## What you have to do
Identify every line in the records below that contains the word "뛰어넘은", and copy each of those lines.

(Dataset records)
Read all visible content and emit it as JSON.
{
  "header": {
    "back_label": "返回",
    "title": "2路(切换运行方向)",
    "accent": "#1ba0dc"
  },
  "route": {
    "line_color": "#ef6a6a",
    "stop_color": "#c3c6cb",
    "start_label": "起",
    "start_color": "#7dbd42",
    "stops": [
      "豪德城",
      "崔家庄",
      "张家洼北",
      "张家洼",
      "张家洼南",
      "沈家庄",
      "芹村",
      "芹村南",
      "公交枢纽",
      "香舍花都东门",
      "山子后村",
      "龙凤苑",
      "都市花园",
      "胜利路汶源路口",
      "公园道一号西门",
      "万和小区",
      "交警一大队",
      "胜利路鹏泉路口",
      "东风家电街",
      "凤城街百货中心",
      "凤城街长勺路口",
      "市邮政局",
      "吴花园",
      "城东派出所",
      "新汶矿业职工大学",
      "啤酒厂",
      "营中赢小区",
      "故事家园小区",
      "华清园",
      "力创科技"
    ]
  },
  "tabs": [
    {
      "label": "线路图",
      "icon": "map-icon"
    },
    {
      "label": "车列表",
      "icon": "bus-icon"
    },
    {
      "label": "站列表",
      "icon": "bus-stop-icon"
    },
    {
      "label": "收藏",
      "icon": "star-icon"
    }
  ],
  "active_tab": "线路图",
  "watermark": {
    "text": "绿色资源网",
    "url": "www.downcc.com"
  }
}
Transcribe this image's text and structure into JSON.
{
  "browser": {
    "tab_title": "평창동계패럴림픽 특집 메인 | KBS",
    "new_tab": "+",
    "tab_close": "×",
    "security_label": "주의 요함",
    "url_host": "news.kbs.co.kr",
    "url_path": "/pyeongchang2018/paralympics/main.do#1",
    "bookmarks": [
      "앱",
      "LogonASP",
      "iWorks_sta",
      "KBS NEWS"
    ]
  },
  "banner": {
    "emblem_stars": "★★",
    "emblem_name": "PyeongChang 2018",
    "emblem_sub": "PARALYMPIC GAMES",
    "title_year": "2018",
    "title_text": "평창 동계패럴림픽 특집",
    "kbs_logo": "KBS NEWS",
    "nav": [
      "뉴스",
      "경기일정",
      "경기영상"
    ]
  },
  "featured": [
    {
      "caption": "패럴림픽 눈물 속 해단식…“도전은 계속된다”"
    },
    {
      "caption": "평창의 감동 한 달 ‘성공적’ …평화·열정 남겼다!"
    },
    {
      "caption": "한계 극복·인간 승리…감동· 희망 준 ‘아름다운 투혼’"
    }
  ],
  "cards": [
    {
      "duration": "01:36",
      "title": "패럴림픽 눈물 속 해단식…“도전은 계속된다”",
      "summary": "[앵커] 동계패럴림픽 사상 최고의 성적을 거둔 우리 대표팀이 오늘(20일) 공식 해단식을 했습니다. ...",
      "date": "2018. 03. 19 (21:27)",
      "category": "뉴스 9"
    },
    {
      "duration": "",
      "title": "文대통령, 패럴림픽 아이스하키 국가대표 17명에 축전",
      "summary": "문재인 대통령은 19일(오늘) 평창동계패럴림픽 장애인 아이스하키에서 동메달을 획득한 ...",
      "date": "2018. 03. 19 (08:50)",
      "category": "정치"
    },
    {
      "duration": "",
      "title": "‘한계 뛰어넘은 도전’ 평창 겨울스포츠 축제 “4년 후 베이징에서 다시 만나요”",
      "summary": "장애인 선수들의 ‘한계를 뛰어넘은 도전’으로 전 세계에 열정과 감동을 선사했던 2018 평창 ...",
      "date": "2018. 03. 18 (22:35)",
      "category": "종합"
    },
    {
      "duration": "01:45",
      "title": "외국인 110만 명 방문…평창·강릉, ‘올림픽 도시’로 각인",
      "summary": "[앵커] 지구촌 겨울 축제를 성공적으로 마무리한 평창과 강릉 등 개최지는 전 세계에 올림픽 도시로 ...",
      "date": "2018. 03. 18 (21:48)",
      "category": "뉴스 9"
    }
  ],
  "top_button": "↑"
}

## In response
      "title": "‘한계 뛰어넘은 도전’ 평창 겨울스포츠 축제 “4년 후 베이징에서 다시 만나요”",
      "summary": "장애인 선수들의 ‘한계를 뛰어넘은 도전’으로 전 세계에 열정과 감동을 선사했던 2018 평창 ...",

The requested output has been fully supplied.